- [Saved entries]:
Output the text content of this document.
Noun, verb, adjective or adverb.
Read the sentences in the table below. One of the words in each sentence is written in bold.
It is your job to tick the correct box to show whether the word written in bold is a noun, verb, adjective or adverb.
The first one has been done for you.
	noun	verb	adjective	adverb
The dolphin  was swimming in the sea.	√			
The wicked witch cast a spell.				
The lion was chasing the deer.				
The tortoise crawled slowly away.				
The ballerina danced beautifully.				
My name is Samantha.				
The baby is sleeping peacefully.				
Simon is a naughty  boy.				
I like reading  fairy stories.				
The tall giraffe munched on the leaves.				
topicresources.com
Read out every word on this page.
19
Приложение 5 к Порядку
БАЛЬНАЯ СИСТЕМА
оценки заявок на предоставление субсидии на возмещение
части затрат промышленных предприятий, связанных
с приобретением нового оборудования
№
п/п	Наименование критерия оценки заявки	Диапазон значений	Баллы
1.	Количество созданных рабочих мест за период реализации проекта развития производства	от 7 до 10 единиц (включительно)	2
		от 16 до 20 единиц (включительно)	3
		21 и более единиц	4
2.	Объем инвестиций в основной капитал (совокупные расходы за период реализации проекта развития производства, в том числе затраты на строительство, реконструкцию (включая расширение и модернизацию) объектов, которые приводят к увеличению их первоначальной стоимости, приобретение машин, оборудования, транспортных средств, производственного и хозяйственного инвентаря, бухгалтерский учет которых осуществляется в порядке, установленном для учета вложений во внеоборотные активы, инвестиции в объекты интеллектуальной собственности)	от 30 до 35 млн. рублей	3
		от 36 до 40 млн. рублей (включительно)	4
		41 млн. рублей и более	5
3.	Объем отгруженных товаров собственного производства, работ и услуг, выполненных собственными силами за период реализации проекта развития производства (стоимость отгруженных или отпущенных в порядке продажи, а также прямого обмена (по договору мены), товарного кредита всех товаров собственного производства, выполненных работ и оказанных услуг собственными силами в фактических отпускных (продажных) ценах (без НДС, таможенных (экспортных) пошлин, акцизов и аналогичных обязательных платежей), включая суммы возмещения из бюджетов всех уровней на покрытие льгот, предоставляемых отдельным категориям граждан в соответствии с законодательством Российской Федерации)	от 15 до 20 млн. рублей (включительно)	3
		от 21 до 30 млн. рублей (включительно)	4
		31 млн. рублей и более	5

- [WHAT THE TASK ASKS]: List every line above that holds the word "verb".

- [THE COMPLETED TASK]:
Noun, verb, adjective or adverb.
It is your job to tick the correct box to show whether the word written in bold is a noun, verb, adjective or adverb.
	noun	verb	adjective	adverb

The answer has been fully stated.